--- Required task ---
Copy out every line that contains "text".

═══ Exercise inputs ═══

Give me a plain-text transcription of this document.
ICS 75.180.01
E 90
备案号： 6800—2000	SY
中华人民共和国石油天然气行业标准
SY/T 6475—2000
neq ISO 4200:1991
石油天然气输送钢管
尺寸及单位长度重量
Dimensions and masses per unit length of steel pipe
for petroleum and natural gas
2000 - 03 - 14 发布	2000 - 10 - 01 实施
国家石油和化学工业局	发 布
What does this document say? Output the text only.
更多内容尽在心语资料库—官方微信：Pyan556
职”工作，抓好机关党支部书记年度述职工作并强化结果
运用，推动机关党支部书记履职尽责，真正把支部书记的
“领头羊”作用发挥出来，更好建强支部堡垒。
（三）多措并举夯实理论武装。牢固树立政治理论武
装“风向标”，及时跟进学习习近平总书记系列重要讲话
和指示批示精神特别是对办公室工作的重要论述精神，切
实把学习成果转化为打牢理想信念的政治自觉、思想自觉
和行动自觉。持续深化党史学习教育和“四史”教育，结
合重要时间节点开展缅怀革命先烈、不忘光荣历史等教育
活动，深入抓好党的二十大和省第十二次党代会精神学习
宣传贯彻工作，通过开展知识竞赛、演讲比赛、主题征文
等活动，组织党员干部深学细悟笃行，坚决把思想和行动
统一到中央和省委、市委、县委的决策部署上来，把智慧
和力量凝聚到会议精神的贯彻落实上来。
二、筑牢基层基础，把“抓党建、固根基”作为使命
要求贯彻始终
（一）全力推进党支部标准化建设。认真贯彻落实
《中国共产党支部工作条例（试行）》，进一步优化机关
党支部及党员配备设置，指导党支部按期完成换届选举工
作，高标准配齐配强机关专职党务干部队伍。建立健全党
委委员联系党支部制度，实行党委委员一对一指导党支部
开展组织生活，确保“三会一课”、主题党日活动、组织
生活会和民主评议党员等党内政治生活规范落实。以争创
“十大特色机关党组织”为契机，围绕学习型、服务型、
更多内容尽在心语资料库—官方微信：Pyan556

═══

--- Response to the exercise ---
Give me a plain-text transcription of this document.
What does this document say? Output the text only.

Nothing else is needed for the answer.